• SELECTED TEXT:
==========

This offers what Gopi Karunakaran, co-chief investment officer at Ardea, called an “asymmetric opportunity.” The limited supply of inflation bonds also helps, he said.
“One of the biggest themes over the past decade is that we’ve been entrenched for such a long time in this world of low inflation and low inflation expectations,” Karunakaran said. “Few people are prepared for that upside surprise.”
It’s hard to blame the naysayers, given how stubbornly low inflation levels have persisted for years in the world’s largest economy. The Fed’s preferred measure of inflation has been below its target for most of the last five years.
And even for inflation believers, TIPS have their drawbacks: They’ve only been around since 1997 and remain relatively illiquid versus nominals. TIPS were among the hardest-to-trade government securities when the pandemic roiled markets in March, in part because they account for just $1.5 trillion of the $20.4 trillion Treasuries universe and tend to be favored by long-term, buy-and-hold investors.
But the narrative around inflation debt may start to change should distribution of a vaccine begin, according to Mark Nash, head of fixed-income alternatives at Jupiter Asset Management.
“We are still into inflation bonds in a big way,” he said. “If you have a Q1 rollout for the vaccine, and central banks as well as governments staying generous with their policies, then boom, we’ll get some confidence back. These bonds will be a must-own when things clear up.”

==========

• EXTRACTED ENTRIES:
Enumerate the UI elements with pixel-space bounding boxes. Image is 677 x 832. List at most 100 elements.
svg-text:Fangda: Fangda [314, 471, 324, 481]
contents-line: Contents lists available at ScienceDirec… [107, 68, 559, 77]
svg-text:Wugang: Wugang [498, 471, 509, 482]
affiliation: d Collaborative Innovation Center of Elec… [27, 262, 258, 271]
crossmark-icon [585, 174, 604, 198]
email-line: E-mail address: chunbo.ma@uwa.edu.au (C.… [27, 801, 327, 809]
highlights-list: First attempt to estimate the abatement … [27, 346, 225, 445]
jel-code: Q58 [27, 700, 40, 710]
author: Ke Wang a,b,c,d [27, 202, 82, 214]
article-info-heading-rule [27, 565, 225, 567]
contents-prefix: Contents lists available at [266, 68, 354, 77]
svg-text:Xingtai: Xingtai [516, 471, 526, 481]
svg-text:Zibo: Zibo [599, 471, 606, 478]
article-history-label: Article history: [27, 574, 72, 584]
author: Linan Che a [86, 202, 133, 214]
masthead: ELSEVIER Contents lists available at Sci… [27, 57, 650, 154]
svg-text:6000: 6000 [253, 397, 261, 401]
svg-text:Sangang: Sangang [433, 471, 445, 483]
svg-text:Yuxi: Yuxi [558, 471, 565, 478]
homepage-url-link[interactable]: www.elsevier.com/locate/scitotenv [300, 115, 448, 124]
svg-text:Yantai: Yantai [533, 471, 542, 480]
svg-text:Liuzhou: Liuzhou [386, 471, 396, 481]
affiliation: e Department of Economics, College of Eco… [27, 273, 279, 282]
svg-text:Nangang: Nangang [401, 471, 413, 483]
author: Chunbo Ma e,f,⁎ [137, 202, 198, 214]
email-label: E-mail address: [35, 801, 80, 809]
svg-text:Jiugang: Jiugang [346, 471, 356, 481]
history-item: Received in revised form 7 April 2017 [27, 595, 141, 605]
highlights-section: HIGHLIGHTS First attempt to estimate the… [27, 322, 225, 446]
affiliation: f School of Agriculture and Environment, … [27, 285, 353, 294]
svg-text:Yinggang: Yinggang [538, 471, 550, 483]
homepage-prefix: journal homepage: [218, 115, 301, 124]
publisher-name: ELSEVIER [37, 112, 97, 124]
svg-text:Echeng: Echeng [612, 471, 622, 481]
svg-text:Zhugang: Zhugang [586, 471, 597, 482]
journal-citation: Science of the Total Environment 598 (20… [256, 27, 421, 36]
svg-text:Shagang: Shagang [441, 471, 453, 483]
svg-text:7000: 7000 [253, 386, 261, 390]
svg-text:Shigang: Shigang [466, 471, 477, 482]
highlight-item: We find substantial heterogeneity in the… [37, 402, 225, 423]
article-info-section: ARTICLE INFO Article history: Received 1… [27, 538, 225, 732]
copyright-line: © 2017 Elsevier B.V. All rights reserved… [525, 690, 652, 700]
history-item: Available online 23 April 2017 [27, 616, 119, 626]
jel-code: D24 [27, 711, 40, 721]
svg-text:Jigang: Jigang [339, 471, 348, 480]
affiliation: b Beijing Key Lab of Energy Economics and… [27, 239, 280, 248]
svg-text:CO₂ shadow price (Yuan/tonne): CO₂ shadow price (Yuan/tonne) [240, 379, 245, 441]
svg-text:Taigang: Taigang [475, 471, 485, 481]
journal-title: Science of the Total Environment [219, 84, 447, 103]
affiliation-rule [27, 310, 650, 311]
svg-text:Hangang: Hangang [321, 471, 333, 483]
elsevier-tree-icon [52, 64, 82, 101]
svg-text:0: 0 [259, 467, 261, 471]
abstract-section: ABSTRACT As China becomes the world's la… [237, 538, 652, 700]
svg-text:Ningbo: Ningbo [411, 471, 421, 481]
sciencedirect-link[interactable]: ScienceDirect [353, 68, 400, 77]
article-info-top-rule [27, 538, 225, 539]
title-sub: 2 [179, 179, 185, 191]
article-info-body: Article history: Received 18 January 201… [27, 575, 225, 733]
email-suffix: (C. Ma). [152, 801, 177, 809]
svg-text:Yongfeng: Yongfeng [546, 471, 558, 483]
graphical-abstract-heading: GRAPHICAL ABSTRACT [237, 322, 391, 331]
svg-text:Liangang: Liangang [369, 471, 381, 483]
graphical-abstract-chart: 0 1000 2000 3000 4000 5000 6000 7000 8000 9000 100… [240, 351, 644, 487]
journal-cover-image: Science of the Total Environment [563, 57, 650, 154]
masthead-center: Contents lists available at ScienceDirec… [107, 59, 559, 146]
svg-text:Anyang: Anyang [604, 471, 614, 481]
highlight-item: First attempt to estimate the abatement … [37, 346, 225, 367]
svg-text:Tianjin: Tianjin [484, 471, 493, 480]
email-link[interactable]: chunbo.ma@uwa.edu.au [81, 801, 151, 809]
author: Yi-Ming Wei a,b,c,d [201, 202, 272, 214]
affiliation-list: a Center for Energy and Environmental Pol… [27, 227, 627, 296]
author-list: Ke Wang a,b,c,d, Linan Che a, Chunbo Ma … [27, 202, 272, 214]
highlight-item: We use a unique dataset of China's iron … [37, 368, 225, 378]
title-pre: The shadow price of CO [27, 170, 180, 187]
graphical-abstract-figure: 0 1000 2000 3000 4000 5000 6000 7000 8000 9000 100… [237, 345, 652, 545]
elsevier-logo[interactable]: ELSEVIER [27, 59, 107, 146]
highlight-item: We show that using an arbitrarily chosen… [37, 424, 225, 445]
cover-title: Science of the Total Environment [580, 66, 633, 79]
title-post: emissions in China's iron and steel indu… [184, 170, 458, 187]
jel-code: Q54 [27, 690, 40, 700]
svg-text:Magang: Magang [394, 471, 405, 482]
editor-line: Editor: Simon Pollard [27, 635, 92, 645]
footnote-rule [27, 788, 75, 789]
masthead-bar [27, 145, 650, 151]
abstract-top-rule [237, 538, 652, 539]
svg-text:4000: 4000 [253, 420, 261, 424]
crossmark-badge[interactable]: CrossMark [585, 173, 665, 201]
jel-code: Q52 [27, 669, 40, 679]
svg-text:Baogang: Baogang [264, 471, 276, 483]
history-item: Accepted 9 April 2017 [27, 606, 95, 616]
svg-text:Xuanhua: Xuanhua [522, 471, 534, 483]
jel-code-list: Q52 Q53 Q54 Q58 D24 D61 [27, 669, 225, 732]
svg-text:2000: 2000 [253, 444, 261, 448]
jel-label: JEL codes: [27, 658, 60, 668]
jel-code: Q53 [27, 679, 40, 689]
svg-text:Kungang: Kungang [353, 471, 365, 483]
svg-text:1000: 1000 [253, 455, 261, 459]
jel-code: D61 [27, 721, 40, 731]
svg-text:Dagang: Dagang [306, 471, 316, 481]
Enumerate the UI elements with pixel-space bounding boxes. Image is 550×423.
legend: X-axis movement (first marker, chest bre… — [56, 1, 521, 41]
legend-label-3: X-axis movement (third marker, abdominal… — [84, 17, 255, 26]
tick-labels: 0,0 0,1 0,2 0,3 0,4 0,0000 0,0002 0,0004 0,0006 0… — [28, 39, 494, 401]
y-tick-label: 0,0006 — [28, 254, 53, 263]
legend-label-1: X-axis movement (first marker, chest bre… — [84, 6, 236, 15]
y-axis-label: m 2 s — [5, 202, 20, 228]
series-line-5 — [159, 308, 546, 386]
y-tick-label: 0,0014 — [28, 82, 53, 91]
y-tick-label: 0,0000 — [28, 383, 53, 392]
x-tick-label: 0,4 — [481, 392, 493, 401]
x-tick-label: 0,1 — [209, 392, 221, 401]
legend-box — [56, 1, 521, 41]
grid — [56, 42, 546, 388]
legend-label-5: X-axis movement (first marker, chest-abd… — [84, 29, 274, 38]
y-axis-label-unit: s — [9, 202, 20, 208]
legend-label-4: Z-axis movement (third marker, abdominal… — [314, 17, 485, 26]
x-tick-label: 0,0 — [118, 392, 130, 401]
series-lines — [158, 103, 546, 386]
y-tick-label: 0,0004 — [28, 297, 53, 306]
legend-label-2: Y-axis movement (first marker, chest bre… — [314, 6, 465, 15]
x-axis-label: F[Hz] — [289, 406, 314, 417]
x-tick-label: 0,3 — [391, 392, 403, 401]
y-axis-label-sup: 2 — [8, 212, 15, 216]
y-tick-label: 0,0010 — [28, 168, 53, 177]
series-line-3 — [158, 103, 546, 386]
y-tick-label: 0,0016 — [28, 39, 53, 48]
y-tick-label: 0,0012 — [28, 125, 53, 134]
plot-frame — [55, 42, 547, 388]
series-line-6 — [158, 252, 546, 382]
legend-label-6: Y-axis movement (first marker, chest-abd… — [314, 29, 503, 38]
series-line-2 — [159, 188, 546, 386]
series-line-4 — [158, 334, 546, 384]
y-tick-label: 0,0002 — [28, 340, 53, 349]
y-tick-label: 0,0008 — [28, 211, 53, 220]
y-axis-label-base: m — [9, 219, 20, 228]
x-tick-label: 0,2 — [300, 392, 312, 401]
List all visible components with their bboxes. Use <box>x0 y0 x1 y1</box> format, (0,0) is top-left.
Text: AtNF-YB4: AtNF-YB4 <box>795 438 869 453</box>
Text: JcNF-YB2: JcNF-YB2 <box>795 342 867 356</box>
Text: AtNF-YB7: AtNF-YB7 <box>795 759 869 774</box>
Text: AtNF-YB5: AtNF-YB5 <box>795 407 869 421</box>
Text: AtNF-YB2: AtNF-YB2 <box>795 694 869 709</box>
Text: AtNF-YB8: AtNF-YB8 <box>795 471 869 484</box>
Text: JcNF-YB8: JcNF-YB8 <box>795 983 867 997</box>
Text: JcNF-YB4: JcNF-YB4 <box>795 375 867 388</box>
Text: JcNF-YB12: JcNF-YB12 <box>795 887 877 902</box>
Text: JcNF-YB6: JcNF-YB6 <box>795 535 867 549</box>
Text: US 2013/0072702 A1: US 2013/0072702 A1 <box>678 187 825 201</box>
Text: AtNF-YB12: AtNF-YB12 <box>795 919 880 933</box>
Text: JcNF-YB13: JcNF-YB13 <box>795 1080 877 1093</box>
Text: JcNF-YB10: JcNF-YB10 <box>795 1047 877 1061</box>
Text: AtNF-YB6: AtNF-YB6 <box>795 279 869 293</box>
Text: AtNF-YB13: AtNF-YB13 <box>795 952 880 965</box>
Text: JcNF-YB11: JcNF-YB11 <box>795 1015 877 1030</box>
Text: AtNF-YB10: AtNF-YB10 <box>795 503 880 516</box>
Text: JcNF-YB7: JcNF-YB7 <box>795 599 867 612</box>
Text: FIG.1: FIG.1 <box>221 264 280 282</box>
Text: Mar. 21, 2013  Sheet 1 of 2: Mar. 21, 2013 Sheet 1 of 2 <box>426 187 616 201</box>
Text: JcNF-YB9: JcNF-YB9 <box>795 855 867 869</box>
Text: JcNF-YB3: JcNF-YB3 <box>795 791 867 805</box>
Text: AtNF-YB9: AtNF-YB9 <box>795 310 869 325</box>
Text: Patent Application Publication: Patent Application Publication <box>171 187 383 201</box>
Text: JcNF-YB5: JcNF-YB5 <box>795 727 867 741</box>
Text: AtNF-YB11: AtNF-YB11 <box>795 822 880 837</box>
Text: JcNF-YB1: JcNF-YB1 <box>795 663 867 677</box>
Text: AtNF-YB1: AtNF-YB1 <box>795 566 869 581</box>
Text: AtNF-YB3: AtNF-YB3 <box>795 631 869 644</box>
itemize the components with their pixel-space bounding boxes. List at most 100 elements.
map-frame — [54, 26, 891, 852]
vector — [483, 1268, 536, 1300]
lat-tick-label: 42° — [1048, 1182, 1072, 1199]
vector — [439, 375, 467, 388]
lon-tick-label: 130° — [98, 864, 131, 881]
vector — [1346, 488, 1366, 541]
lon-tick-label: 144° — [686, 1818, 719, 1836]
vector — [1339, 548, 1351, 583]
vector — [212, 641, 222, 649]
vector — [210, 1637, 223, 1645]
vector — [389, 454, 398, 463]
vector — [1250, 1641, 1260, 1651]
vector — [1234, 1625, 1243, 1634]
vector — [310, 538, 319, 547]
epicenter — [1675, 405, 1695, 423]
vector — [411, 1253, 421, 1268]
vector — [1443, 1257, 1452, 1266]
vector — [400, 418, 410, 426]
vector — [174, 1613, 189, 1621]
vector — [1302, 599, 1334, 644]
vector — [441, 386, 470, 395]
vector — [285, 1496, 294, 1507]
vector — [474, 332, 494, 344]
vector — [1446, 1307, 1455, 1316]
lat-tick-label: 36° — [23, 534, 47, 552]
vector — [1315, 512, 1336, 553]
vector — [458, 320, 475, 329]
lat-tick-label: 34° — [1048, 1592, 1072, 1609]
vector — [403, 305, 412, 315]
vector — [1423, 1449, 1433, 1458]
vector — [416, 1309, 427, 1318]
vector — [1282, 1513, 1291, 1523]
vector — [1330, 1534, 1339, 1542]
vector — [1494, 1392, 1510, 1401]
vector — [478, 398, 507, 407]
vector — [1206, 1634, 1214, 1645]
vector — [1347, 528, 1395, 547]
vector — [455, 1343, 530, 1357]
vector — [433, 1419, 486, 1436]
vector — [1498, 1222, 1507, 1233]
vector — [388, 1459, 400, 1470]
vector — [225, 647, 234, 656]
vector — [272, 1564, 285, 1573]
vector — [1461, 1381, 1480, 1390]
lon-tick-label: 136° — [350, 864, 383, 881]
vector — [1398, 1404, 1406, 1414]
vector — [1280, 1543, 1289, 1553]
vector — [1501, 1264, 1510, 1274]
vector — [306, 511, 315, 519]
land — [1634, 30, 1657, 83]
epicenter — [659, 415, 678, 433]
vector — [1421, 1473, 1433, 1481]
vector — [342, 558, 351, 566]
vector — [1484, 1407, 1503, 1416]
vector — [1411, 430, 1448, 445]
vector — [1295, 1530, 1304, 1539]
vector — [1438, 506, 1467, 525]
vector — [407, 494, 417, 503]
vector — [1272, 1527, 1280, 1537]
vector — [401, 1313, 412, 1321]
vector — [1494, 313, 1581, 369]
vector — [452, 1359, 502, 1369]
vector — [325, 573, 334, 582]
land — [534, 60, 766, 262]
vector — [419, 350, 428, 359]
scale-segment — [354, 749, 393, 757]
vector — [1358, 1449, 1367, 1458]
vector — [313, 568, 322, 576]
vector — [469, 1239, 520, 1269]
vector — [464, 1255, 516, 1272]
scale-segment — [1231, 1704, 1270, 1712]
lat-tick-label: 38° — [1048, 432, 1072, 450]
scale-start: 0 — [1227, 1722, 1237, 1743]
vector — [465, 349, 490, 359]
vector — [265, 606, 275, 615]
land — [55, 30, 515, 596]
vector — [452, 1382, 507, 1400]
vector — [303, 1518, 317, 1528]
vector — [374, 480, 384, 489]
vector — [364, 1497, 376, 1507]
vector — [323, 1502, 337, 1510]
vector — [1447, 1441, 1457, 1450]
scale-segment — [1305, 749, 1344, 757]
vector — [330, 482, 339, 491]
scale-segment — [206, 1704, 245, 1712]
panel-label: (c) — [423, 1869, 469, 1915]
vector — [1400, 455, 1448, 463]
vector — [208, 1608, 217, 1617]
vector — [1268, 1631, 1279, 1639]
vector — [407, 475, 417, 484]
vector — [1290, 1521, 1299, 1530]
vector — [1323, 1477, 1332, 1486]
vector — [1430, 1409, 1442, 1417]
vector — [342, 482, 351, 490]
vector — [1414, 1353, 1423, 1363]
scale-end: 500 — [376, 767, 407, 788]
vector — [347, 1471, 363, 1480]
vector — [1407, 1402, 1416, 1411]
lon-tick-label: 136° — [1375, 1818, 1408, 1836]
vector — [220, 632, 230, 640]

==========

• CHECK YOUR UNDERSTANDING:
A – From the passage on inflation bonds, reproduce word for word the part that opens with the words containing "It’s hard to" and closes with "Jupiter Asset Management.".
B – According to the passage on inflation bonds, since what year have TIPS been around?
C – Translate this sentence from the passage on inflation bonds into Spanish: "The Fed’s preferred measure of inflation has been below its target for most of the last five years."

• OUTPUTS BY TASK:
A –
It’s hard to blame the naysayers, given how stubbornly low inflation levels have persisted for years in the world’s largest economy. The Fed’s preferred measure of inflation has been below its target for most of the last five years.
And even for inflation believers, TIPS have their drawbacks: They’ve only been around since 1997 and remain relatively illiquid versus nominals. TIPS were among the hardest-to-trade government securities when the pandemic roiled markets in March, in part because they account for just $1.5 trillion of the $20.4 trillion Treasuries universe and tend to be favored by long-term, buy-and-hold investors.
But the narrative around inflation debt may start to change should distribution of a vaccine begin, according to Mark Nash, head of fixed-income alternatives at Jupiter Asset Management.

B – Since 1997.

C – La medida de inflación preferida de la Fed ha estado por debajo de su objetivo durante la mayor parte de los últimos cinco años.